[Records about charts and figures]

------

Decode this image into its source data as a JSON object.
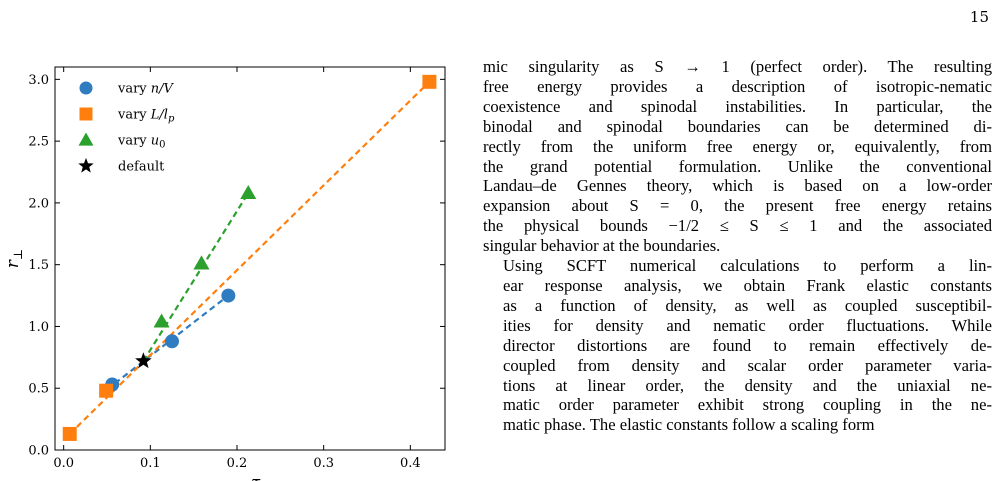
{
  "page": {
    "number": "15"
  },
  "figure": {
    "chart_data": {
      "type": "scatter",
      "xlabel": "ξ_Q",
      "ylabel": "r_⊥",
      "xlim": [
        -0.01,
        0.44
      ],
      "ylim": [
        0.0,
        3.1
      ],
      "x_ticks": [
        0.0,
        0.1,
        0.2,
        0.3,
        0.4
      ],
      "x_tick_labels": [
        "0.0",
        "0.1",
        "0.2",
        "0.3",
        "0.4"
      ],
      "y_ticks": [
        0.0,
        0.5,
        1.0,
        1.5,
        2.0,
        2.5,
        3.0
      ],
      "y_tick_labels": [
        "0.0",
        "0.5",
        "1.0",
        "1.5",
        "2.0",
        "2.5",
        "3.0"
      ],
      "grid": false,
      "legend_position": "top-left",
      "series": [
        {
          "name": "vary n/V",
          "marker": "circle",
          "color": "#2f7cc0",
          "points": [
            [
              0.056,
              0.53
            ],
            [
              0.125,
              0.88
            ],
            [
              0.19,
              1.25
            ]
          ],
          "fit_line": [
            [
              0.05,
              0.49
            ],
            [
              0.19,
              1.25
            ]
          ]
        },
        {
          "name": "vary L/l_p",
          "marker": "square",
          "color": "#ff7f0e",
          "points": [
            [
              0.007,
              0.13
            ],
            [
              0.049,
              0.48
            ],
            [
              0.422,
              2.98
            ]
          ],
          "fit_line": [
            [
              0.007,
              0.13
            ],
            [
              0.422,
              2.98
            ]
          ]
        },
        {
          "name": "vary u_0",
          "marker": "triangle",
          "color": "#2ca02c",
          "points": [
            [
              0.113,
              1.04
            ],
            [
              0.159,
              1.51
            ],
            [
              0.213,
              2.08
            ]
          ],
          "fit_line": [
            [
              0.092,
              0.72
            ],
            [
              0.213,
              2.08
            ]
          ]
        },
        {
          "name": "default",
          "marker": "star",
          "color": "#000000",
          "points": [
            [
              0.092,
              0.72
            ]
          ]
        }
      ]
    },
    "legend": [
      {
        "label_prefix": "vary ",
        "label_math": "n/V"
      },
      {
        "label_prefix": "vary ",
        "label_math": "L/l_p"
      },
      {
        "label_prefix": "vary ",
        "label_math": "u_0"
      },
      {
        "label_prefix": "",
        "label_math": "default"
      }
    ]
  },
  "text": {
    "lines_p1": [
      "mic singularity as S → 1 (perfect order). The resulting",
      "free energy provides a description of isotropic-nematic",
      "coexistence and spinodal instabilities. In particular, the",
      "binodal and spinodal boundaries can be determined di-",
      "rectly from the uniform free energy or, equivalently, from",
      "the grand potential formulation. Unlike the conventional",
      "Landau–de Gennes theory, which is based on a low-order",
      "expansion about S = 0, the present free energy retains",
      "the physical bounds −1/2 ≤ S ≤ 1 and the associated",
      "singular behavior at the boundaries."
    ],
    "lines_p2": [
      "Using SCFT numerical calculations to perform a lin-",
      "ear response analysis, we obtain Frank elastic constants",
      "as a function of density, as well as coupled susceptibil-",
      "ities for density and nematic order fluctuations. While",
      "director distortions are found to remain effectively de-",
      "coupled from density and scalar order parameter varia-",
      "tions at linear order, the density and the uniaxial ne-",
      "matic order parameter exhibit strong coupling in the ne-",
      "matic phase. The elastic constants follow a scaling form"
    ]
  }
}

------

Stated task
Give solely the number of lines in the data that contain the string "spinodal".

Solution below
2